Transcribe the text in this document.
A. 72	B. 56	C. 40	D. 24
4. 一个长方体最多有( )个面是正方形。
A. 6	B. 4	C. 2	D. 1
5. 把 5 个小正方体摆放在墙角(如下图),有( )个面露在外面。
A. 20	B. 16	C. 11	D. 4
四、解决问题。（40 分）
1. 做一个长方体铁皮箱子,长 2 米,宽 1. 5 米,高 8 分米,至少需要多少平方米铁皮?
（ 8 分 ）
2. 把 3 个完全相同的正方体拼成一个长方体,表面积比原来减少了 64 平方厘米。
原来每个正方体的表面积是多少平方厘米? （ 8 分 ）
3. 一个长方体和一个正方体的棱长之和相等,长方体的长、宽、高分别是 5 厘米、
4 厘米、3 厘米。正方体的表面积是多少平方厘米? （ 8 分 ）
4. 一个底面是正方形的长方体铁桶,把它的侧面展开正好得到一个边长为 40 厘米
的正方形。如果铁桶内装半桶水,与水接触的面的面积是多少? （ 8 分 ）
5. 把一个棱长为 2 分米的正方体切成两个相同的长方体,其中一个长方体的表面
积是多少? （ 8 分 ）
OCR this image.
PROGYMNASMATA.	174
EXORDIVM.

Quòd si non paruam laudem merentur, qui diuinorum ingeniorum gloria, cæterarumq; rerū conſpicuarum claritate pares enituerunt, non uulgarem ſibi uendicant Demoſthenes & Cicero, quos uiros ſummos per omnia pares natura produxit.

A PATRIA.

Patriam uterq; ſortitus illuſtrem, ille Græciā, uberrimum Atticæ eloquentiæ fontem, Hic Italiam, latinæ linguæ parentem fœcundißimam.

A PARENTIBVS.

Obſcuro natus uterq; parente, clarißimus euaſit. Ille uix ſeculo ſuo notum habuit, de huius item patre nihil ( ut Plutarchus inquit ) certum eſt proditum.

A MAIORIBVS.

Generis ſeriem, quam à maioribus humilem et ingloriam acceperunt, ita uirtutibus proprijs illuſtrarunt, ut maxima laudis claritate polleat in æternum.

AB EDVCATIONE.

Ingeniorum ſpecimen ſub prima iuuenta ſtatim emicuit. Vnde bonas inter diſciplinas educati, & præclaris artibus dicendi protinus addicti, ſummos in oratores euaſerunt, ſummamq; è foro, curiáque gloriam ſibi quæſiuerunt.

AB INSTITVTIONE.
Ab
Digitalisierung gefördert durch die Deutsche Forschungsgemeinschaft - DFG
━━━
◆ REQUIREMENTS
Write the material out again in its entirety, exactly as shown.

◆ TASK RESPONSE
Transcribe the text in this document.
A. 72	B. 56	C. 40	D. 24
4. 一个长方体最多有( )个面是正方形。
A. 6	B. 4	C. 2	D. 1
5. 把 5 个小正方体摆放在墙角(如下图),有( )个面露在外面。
A. 20	B. 16	C. 11	D. 4
四、解决问题。（40 分）
1. 做一个长方体铁皮箱子,长 2 米,宽 1. 5 米,高 8 分米,至少需要多少平方米铁皮?
（ 8 分 ）
2. 把 3 个完全相同的正方体拼成一个长方体,表面积比原来减少了 64 平方厘米。
原来每个正方体的表面积是多少平方厘米? （ 8 分 ）
3. 一个长方体和一个正方体的棱长之和相等,长方体的长、宽、高分别是 5 厘米、
4 厘米、3 厘米。正方体的表面积是多少平方厘米? （ 8 分 ）
4. 一个底面是正方形的长方体铁桶,把它的侧面展开正好得到一个边长为 40 厘米
的正方形。如果铁桶内装半桶水,与水接触的面的面积是多少? （ 8 分 ）
5. 把一个棱长为 2 分米的正方体切成两个相同的长方体,其中一个长方体的表面
积是多少? （ 8 分 ）
OCR this image.
PROGYMNASMATA.	174
EXORDIVM.

Quòd si non paruam laudem merentur, qui diuinorum ingeniorum gloria, cæterarumq; rerū conſpicuarum claritate pares enituerunt, non uulgarem ſibi uendicant Demoſthenes & Cicero, quos uiros ſummos per omnia pares natura produxit.

A PATRIA.

Patriam uterq; ſortitus illuſtrem, ille Græciā, uberrimum Atticæ eloquentiæ fontem, Hic Italiam, latinæ linguæ parentem fœcundißimam.

A PARENTIBVS.

Obſcuro natus uterq; parente, clarißimus euaſit. Ille uix ſeculo ſuo notum habuit, de huius item patre nihil ( ut Plutarchus inquit ) certum eſt proditum.

A MAIORIBVS.

Generis ſeriem, quam à maioribus humilem et ingloriam acceperunt, ita uirtutibus proprijs illuſtrarunt, ut maxima laudis claritate polleat in æternum.

AB EDVCATIONE.

Ingeniorum ſpecimen ſub prima iuuenta ſtatim emicuit. Vnde bonas inter diſciplinas educati, & præclaris artibus dicendi protinus addicti, ſummos in oratores euaſerunt, ſummamq; è foro, curiáque gloriam ſibi quæſiuerunt.

AB INSTITVTIONE.
Ab
Digitalisierung gefördert durch die Deutsche Forschungsgemeinschaft - DFG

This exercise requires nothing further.